- **EXERCISE INSTRUCTIONS**
Can all of these lines be returned exactly?
— Start of MATERIAL FOR THIS EXERCISE —
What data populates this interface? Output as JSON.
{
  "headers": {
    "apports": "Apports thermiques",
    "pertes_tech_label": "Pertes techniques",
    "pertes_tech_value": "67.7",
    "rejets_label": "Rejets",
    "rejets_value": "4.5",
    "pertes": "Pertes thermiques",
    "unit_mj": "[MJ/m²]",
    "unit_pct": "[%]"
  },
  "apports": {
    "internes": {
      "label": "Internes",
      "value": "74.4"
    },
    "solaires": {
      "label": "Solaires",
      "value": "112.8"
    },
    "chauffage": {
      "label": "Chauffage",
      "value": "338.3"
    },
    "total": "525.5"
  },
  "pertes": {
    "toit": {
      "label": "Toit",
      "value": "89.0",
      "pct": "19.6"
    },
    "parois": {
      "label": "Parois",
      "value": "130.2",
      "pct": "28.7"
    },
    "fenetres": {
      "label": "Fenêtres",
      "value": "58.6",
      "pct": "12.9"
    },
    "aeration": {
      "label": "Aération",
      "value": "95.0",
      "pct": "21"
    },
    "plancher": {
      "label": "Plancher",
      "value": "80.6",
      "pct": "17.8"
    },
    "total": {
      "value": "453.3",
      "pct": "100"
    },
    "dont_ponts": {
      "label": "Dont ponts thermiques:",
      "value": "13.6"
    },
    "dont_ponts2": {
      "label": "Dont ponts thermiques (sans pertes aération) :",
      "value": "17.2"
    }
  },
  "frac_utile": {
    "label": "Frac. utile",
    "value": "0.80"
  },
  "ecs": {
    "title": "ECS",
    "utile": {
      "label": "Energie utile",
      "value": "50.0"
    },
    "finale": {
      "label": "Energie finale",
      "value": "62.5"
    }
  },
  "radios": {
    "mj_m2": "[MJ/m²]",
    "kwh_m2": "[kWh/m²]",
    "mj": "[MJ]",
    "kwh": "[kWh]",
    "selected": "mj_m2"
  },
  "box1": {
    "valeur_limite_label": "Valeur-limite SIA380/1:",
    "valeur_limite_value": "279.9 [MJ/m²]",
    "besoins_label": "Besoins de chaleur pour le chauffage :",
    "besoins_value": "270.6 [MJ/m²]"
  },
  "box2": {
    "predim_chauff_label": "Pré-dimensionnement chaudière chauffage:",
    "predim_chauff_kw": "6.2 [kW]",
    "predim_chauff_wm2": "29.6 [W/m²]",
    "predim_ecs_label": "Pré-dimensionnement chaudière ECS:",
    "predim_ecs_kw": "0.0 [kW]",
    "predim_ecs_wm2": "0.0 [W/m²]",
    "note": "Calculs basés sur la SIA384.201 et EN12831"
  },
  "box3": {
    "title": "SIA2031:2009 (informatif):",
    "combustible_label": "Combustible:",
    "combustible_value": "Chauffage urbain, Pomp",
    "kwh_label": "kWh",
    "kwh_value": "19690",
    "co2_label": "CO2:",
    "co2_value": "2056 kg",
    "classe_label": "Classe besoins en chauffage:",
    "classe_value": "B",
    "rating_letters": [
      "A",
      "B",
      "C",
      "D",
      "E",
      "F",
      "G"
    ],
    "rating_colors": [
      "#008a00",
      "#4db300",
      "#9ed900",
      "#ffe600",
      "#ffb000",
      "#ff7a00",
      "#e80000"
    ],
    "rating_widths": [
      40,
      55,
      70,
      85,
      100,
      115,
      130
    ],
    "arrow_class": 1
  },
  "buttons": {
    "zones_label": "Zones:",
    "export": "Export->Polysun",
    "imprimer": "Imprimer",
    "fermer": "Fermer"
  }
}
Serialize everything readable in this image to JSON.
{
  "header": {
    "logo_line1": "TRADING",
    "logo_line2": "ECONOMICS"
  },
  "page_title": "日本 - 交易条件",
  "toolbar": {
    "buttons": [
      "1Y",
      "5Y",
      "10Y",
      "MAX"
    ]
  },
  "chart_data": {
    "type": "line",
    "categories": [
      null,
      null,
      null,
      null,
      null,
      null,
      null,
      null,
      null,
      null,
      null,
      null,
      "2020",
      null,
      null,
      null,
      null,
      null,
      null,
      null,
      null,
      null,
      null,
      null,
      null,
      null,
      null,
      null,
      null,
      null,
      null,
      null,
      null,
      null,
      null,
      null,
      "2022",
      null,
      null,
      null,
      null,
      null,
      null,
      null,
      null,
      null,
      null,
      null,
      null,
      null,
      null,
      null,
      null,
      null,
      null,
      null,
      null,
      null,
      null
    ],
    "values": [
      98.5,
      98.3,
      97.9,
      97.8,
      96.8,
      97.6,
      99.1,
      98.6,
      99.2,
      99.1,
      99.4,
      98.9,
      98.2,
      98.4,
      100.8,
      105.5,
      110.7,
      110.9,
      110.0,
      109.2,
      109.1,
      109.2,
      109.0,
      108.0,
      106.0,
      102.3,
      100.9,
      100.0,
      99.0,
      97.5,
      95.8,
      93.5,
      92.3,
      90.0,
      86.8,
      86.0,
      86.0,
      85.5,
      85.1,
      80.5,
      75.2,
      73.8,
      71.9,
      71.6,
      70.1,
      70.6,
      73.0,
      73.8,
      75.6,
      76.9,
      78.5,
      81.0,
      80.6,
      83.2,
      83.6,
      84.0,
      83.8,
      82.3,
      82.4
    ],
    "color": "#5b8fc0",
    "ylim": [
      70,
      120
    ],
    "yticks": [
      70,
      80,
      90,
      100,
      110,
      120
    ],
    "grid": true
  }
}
— End of MATERIAL FOR THIS EXERCISE —
- **ANSWER FOR THIS EXERCISE**
What data populates this interface? Output as JSON.
{
  "headers": {
    "apports": "Apports thermiques",
    "pertes_tech_label": "Pertes techniques",
    "pertes_tech_value": "67.7",
    "rejets_label": "Rejets",
    "rejets_value": "4.5",
    "pertes": "Pertes thermiques",
    "unit_mj": "[MJ/m²]",
    "unit_pct": "[%]"
  },
  "apports": {
    "internes": {
      "label": "Internes",
      "value": "74.4"
    },
    "solaires": {
      "label": "Solaires",
      "value": "112.8"
    },
    "chauffage": {
      "label": "Chauffage",
      "value": "338.3"
    },
    "total": "525.5"
  },
  "pertes": {
    "toit": {
      "label": "Toit",
      "value": "89.0",
      "pct": "19.6"
    },
    "parois": {
      "label": "Parois",
      "value": "130.2",
      "pct": "28.7"
    },
    "fenetres": {
      "label": "Fenêtres",
      "value": "58.6",
      "pct": "12.9"
    },
    "aeration": {
      "label": "Aération",
      "value": "95.0",
      "pct": "21"
    },
    "plancher": {
      "label": "Plancher",
      "value": "80.6",
      "pct": "17.8"
    },
    "total": {
      "value": "453.3",
      "pct": "100"
    },
    "dont_ponts": {
      "label": "Dont ponts thermiques:",
      "value": "13.6"
    },
    "dont_ponts2": {
      "label": "Dont ponts thermiques (sans pertes aération) :",
      "value": "17.2"
    }
  },
  "frac_utile": {
    "label": "Frac. utile",
    "value": "0.80"
  },
  "ecs": {
    "title": "ECS",
    "utile": {
      "label": "Energie utile",
      "value": "50.0"
    },
    "finale": {
      "label": "Energie finale",
      "value": "62.5"
    }
  },
  "radios": {
    "mj_m2": "[MJ/m²]",
    "kwh_m2": "[kWh/m²]",
    "mj": "[MJ]",
    "kwh": "[kWh]",
    "selected": "mj_m2"
  },
  "box1": {
    "valeur_limite_label": "Valeur-limite SIA380/1:",
    "valeur_limite_value": "279.9 [MJ/m²]",
    "besoins_label": "Besoins de chaleur pour le chauffage :",
    "besoins_value": "270.6 [MJ/m²]"
  },
  "box2": {
    "predim_chauff_label": "Pré-dimensionnement chaudière chauffage:",
    "predim_chauff_kw": "6.2 [kW]",
    "predim_chauff_wm2": "29.6 [W/m²]",
    "predim_ecs_label": "Pré-dimensionnement chaudière ECS:",
    "predim_ecs_kw": "0.0 [kW]",
    "predim_ecs_wm2": "0.0 [W/m²]",
    "note": "Calculs basés sur la SIA384.201 et EN12831"
  },
  "box3": {
    "title": "SIA2031:2009 (informatif):",
    "combustible_label": "Combustible:",
    "combustible_value": "Chauffage urbain, Pomp",
    "kwh_label": "kWh",
    "kwh_value": "19690",
    "co2_label": "CO2:",
    "co2_value": "2056 kg",
    "classe_label": "Classe besoins en chauffage:",
    "classe_value": "B",
    "rating_letters": [
      "A",
      "B",
      "C",
      "D",
      "E",
      "F",
      "G"
    ],
    "rating_colors": [
      "#008a00",
      "#4db300",
      "#9ed900",
      "#ffe600",
      "#ffb000",
      "#ff7a00",
      "#e80000"
    ],
    "rating_widths": [
      40,
      55,
      70,
      85,
      100,
      115,
      130
    ],
    "arrow_class": 1
  },
  "buttons": {
    "zones_label": "Zones:",
    "export": "Export->Polysun",
    "imprimer": "Imprimer",
    "fermer": "Fermer"
  }
}
Serialize everything readable in this image to JSON.
{
  "header": {
    "logo_line1": "TRADING",
    "logo_line2": "ECONOMICS"
  },
  "page_title": "日本 - 交易条件",
  "toolbar": {
    "buttons": [
      "1Y",
      "5Y",
      "10Y",
      "MAX"
    ]
  },
  "chart_data": {
    "type": "line",
    "categories": [
      null,
      null,
      null,
      null,
      null,
      null,
      null,
      null,
      null,
      null,
      null,
      null,
      "2020",
      null,
      null,
      null,
      null,
      null,
      null,
      null,
      null,
      null,
      null,
      null,
      null,
      null,
      null,
      null,
      null,
      null,
      null,
      null,
      null,
      null,
      null,
      null,
      "2022",
      null,
      null,
      null,
      null,
      null,
      null,
      null,
      null,
      null,
      null,
      null,
      null,
      null,
      null,
      null,
      null,
      null,
      null,
      null,
      null,
      null,
      null
    ],
    "values": [
      98.5,
      98.3,
      97.9,
      97.8,
      96.8,
      97.6,
      99.1,
      98.6,
      99.2,
      99.1,
      99.4,
      98.9,
      98.2,
      98.4,
      100.8,
      105.5,
      110.7,
      110.9,
      110.0,
      109.2,
      109.1,
      109.2,
      109.0,
      108.0,
      106.0,
      102.3,
      100.9,
      100.0,
      99.0,
      97.5,
      95.8,
      93.5,
      92.3,
      90.0,
      86.8,
      86.0,
      86.0,
      85.5,
      85.1,
      80.5,
      75.2,
      73.8,
      71.9,
      71.6,
      70.1,
      70.6,
      73.0,
      73.8,
      75.6,
      76.9,
      78.5,
      81.0,
      80.6,
      83.2,
      83.6,
      84.0,
      83.8,
      82.3,
      82.4
    ],
    "color": "#5b8fc0",
    "ylim": [
      70,
      120
    ],
    "yticks": [
      70,
      80,
      90,
      100,
      110,
      120
    ],
    "grid": true
  }
}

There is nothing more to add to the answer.